Entries provided —
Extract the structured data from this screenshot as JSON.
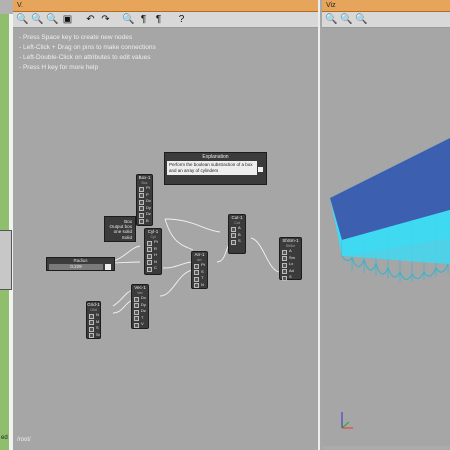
{
  "graph_panel": {
    "title": "V.",
    "toolbar": [
      {
        "icon": "zoom-fit-icon",
        "glyph": "🔍"
      },
      {
        "icon": "zoom-in-icon",
        "glyph": "🔍"
      },
      {
        "icon": "zoom-out-icon",
        "glyph": "🔍"
      },
      {
        "icon": "save-icon",
        "glyph": "▣"
      },
      {
        "icon": "undo-icon",
        "glyph": "↶"
      },
      {
        "icon": "redo-icon",
        "glyph": "↷"
      },
      {
        "icon": "search-icon",
        "glyph": "🔍"
      },
      {
        "icon": "bug-icon",
        "glyph": "¶"
      },
      {
        "icon": "bug-alt-icon",
        "glyph": "¶"
      },
      {
        "icon": "help-icon",
        "glyph": "?"
      }
    ],
    "help_lines": [
      "- Press Space key to create new nodes",
      "- Left-Click + Drag on pins to make connections",
      "- Left-Double-Click on attributes to edit values",
      "- Press H key for more help"
    ],
    "status": "/root/"
  },
  "note": {
    "title": "Explanation",
    "body": "Perform the boolean substraction of a box and an array of cylinders"
  },
  "tooltip": {
    "lines": [
      "Box",
      "Output box",
      "one solid",
      "Solid"
    ]
  },
  "radius_slider": {
    "label": "Radius",
    "value": "0.229"
  },
  "nodes": {
    "box": {
      "title": "Box-1",
      "sub": "Box",
      "pins": [
        "Pt",
        "P",
        "Dx",
        "Dy",
        "Dz",
        "B"
      ]
    },
    "cyl": {
      "title": "Cyl-1",
      "sub": "Cyl",
      "pins": [
        "Pt",
        "R",
        "H",
        "N",
        "C"
      ]
    },
    "grid": {
      "title": "Grid-1",
      "sub": "Grid",
      "pins": [
        "N",
        "M",
        "S",
        "Sr"
      ]
    },
    "vec": {
      "title": "Vec-1",
      "sub": "Vec",
      "pins": [
        "Dx",
        "Dy",
        "Dz",
        "T",
        "V"
      ]
    },
    "arr": {
      "title": "Arr-1",
      "sub": "Arr",
      "pins": [
        "Pt",
        "S",
        "T",
        "N"
      ]
    },
    "cut": {
      "title": "Cut-1",
      "sub": "Cut",
      "pins": [
        "A",
        "B",
        "S"
      ]
    },
    "shape": {
      "title": "ShSm-1",
      "sub": "ShSm",
      "pins": [
        "A",
        "Sm",
        "Lx",
        "Ad",
        "S"
      ]
    }
  },
  "viz_panel": {
    "title": "Viz",
    "toolbar": [
      {
        "icon": "zoom-fit-icon",
        "glyph": "🔍"
      },
      {
        "icon": "zoom-in-icon",
        "glyph": "🔍"
      },
      {
        "icon": "zoom-out-icon",
        "glyph": "🔍"
      }
    ],
    "axis_labels": {
      "x": "x",
      "y": "y",
      "z": "z"
    }
  },
  "left_panel": {
    "partial_label": "ed"
  },
  "colors": {
    "title_bar": "#e7a55b",
    "panel_bg": "#a6a6a6",
    "node_bg": "#3b3b3b",
    "shape_top": "#3d5fb0",
    "shape_side": "#3fd9f2"
  }
}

Exercise prompt —
Select all lines in the listing that include the word "Click".

Solution for this problem —
      "- Left-Click + Drag on pins to make connections",
      "- Left-Double-Click on attributes to edit values",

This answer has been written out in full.